### Stated goal
Determine how many lines of the material hold the string "name" and reply with only that number.

### Extracted information
┄┄┄┄┄┄┄┄┄┄

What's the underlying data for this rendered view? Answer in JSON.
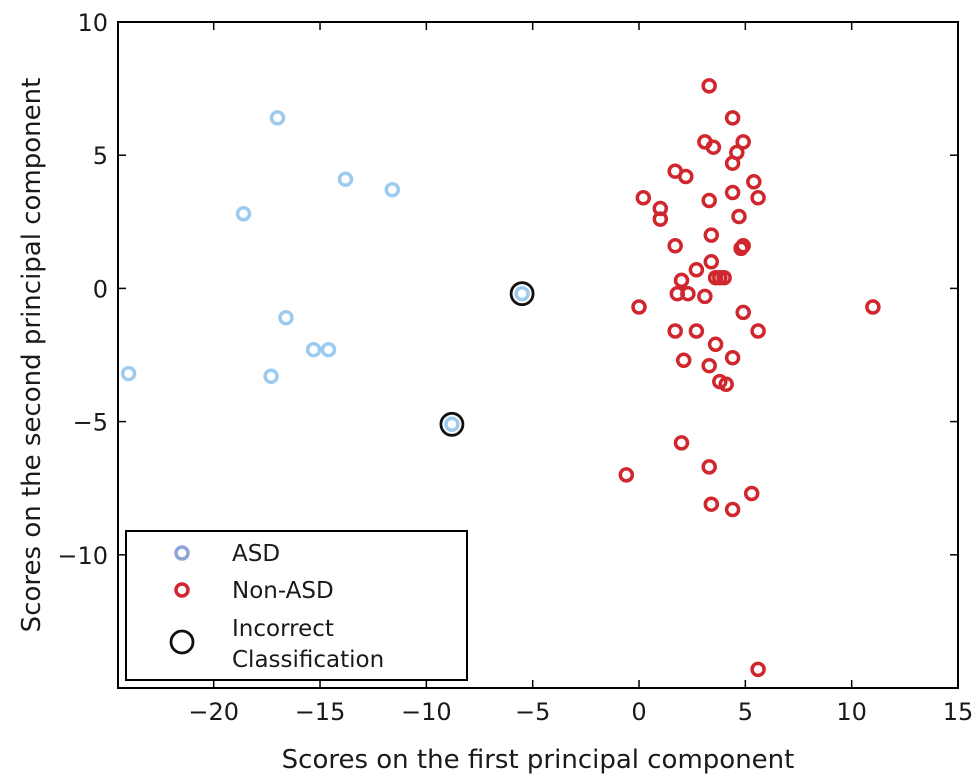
{
  "chart_data": {
    "type": "scatter",
    "xlabel": "Scores on the first principal component",
    "ylabel": "Scores on the second principal component",
    "xlim": [
      -24.5,
      15
    ],
    "ylim": [
      -15,
      10
    ],
    "xticks": [
      -20,
      -15,
      -10,
      -5,
      0,
      5,
      10,
      15
    ],
    "yticks": [
      10,
      5,
      0,
      -5,
      -10
    ],
    "xtick_labels": [
      "−20",
      "−15",
      "−10",
      "−5",
      "0",
      "5",
      "10",
      "15"
    ],
    "ytick_labels": [
      "10",
      "5",
      "0",
      "−5",
      "−10"
    ],
    "grid": false,
    "legend_position": "bottom-left",
    "colors": {
      "ASD": "#9dcbef",
      "Non-ASD": "#d0262d",
      "Incorrect": "#111111"
    },
    "series": [
      {
        "name": "ASD",
        "points": [
          [
            -24.0,
            -3.2
          ],
          [
            -18.6,
            2.8
          ],
          [
            -17.0,
            6.4
          ],
          [
            -17.3,
            -3.3
          ],
          [
            -16.6,
            -1.1
          ],
          [
            -15.3,
            -2.3
          ],
          [
            -14.6,
            -2.3
          ],
          [
            -13.8,
            4.1
          ],
          [
            -11.6,
            3.7
          ],
          [
            -8.8,
            -5.1
          ],
          [
            -5.5,
            -0.2
          ]
        ]
      },
      {
        "name": "Non-ASD",
        "points": [
          [
            3.3,
            7.6
          ],
          [
            4.4,
            6.4
          ],
          [
            3.1,
            5.5
          ],
          [
            3.5,
            5.3
          ],
          [
            4.9,
            5.5
          ],
          [
            4.6,
            5.1
          ],
          [
            4.4,
            4.7
          ],
          [
            1.7,
            4.4
          ],
          [
            2.2,
            4.2
          ],
          [
            5.4,
            4.0
          ],
          [
            4.4,
            3.6
          ],
          [
            5.6,
            3.4
          ],
          [
            0.2,
            3.4
          ],
          [
            3.3,
            3.3
          ],
          [
            1.0,
            3.0
          ],
          [
            1.0,
            2.6
          ],
          [
            4.7,
            2.7
          ],
          [
            3.4,
            2.0
          ],
          [
            1.7,
            1.6
          ],
          [
            4.8,
            1.5
          ],
          [
            4.9,
            1.6
          ],
          [
            3.4,
            1.0
          ],
          [
            2.7,
            0.7
          ],
          [
            3.6,
            0.4
          ],
          [
            3.8,
            0.4
          ],
          [
            4.0,
            0.4
          ],
          [
            2.0,
            0.3
          ],
          [
            1.8,
            -0.2
          ],
          [
            2.3,
            -0.2
          ],
          [
            3.1,
            -0.3
          ],
          [
            0.0,
            -0.7
          ],
          [
            11.0,
            -0.7
          ],
          [
            4.9,
            -0.9
          ],
          [
            1.7,
            -1.6
          ],
          [
            2.7,
            -1.6
          ],
          [
            5.6,
            -1.6
          ],
          [
            3.6,
            -2.1
          ],
          [
            4.4,
            -2.6
          ],
          [
            2.1,
            -2.7
          ],
          [
            3.3,
            -2.9
          ],
          [
            3.8,
            -3.5
          ],
          [
            4.1,
            -3.6
          ],
          [
            2.0,
            -5.8
          ],
          [
            3.3,
            -6.7
          ],
          [
            -0.6,
            -7.0
          ],
          [
            5.3,
            -7.7
          ],
          [
            3.4,
            -8.1
          ],
          [
            4.4,
            -8.3
          ],
          [
            5.6,
            -14.3
          ]
        ]
      },
      {
        "name": "Incorrect\nClassification",
        "points": [
          [
            -8.8,
            -5.1
          ],
          [
            -5.5,
            -0.2
          ]
        ]
      }
    ]
  },
  "legend": {
    "items": [
      {
        "label": "ASD"
      },
      {
        "label": "Non-ASD"
      },
      {
        "label_line1": "Incorrect",
        "label_line2": "Classification"
      }
    ]
  }
}
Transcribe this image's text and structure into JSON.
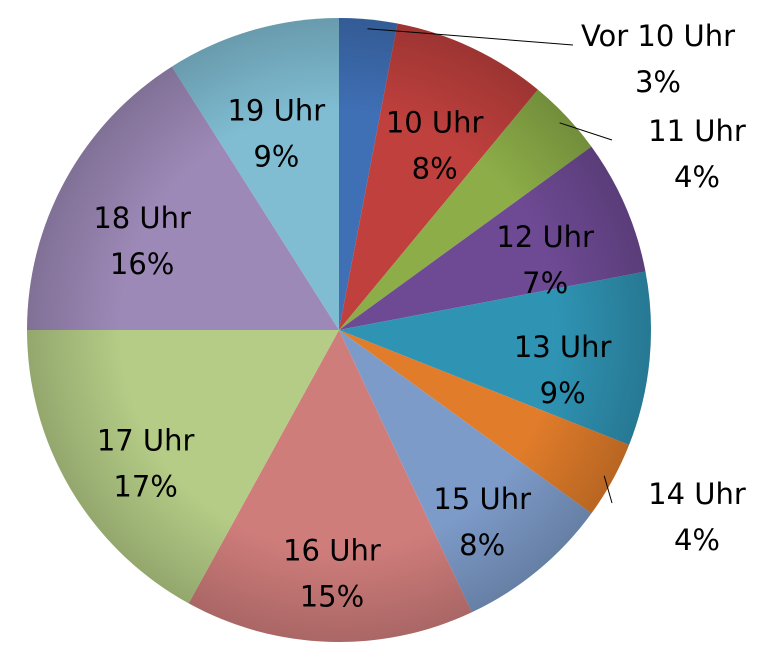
{
  "chart_data": {
    "type": "pie",
    "categories": [
      "Vor 10 Uhr",
      "10 Uhr",
      "11 Uhr",
      "12 Uhr",
      "13 Uhr",
      "14 Uhr",
      "15 Uhr",
      "16 Uhr",
      "17 Uhr",
      "18 Uhr",
      "19 Uhr"
    ],
    "values": [
      3,
      8,
      4,
      7,
      9,
      4,
      8,
      15,
      17,
      16,
      9
    ],
    "value_labels": [
      "3%",
      "8%",
      "4%",
      "7%",
      "9%",
      "4%",
      "8%",
      "15%",
      "17%",
      "16%",
      "9%"
    ],
    "colors": [
      "#3f6fb5",
      "#bf403d",
      "#8cad48",
      "#6e4a94",
      "#2f93b3",
      "#e07c2a",
      "#7d9bc9",
      "#cf7d7b",
      "#b4cc86",
      "#9d89b7",
      "#80bdd3"
    ]
  }
}
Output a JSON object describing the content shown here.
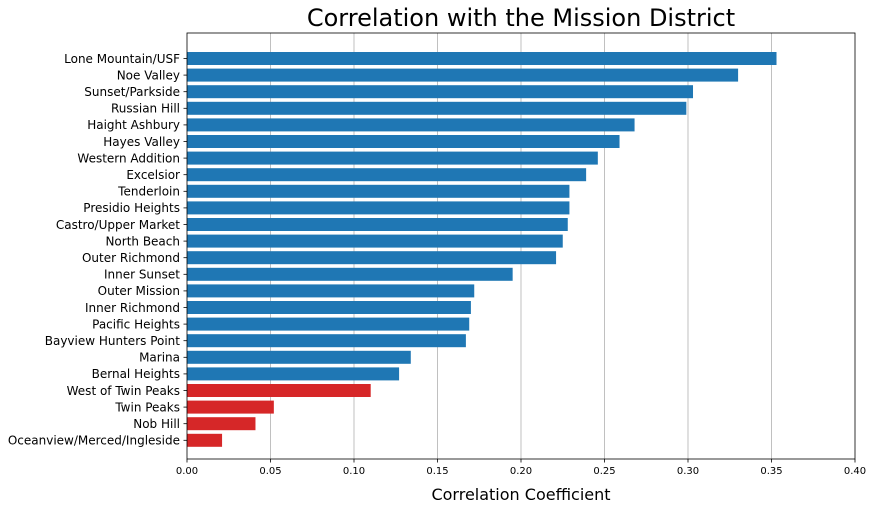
{
  "chart_data": {
    "type": "bar",
    "orientation": "horizontal",
    "title": "Correlation with the Mission District",
    "xlabel": "Correlation Coefficient",
    "ylabel": "",
    "xlim": [
      0,
      0.4
    ],
    "xticks": [
      "0.00",
      "0.05",
      "0.10",
      "0.15",
      "0.20",
      "0.25",
      "0.30",
      "0.35",
      "0.40"
    ],
    "grid": "vertical",
    "colors": {
      "high": "#1f77b4",
      "low": "#d62728"
    },
    "categories": [
      "Lone Mountain/USF",
      "Noe Valley",
      "Sunset/Parkside",
      "Russian Hill",
      "Haight Ashbury",
      "Hayes Valley",
      "Western Addition",
      "Excelsior",
      "Tenderloin",
      "Presidio Heights",
      "Castro/Upper Market",
      "North Beach",
      "Outer Richmond",
      "Inner Sunset",
      "Outer Mission",
      "Inner Richmond",
      "Pacific Heights",
      "Bayview Hunters Point",
      "Marina",
      "Bernal Heights",
      "West of Twin Peaks",
      "Twin Peaks",
      "Nob Hill",
      "Oceanview/Merced/Ingleside"
    ],
    "values": [
      0.353,
      0.33,
      0.303,
      0.299,
      0.268,
      0.259,
      0.246,
      0.239,
      0.229,
      0.229,
      0.228,
      0.225,
      0.221,
      0.195,
      0.172,
      0.17,
      0.169,
      0.167,
      0.134,
      0.127,
      0.11,
      0.052,
      0.041,
      0.021
    ],
    "bar_colors": [
      "high",
      "high",
      "high",
      "high",
      "high",
      "high",
      "high",
      "high",
      "high",
      "high",
      "high",
      "high",
      "high",
      "high",
      "high",
      "high",
      "high",
      "high",
      "high",
      "high",
      "low",
      "low",
      "low",
      "low"
    ]
  }
}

┄┄┄┄┄┄┄┄┄┄

### Result below
3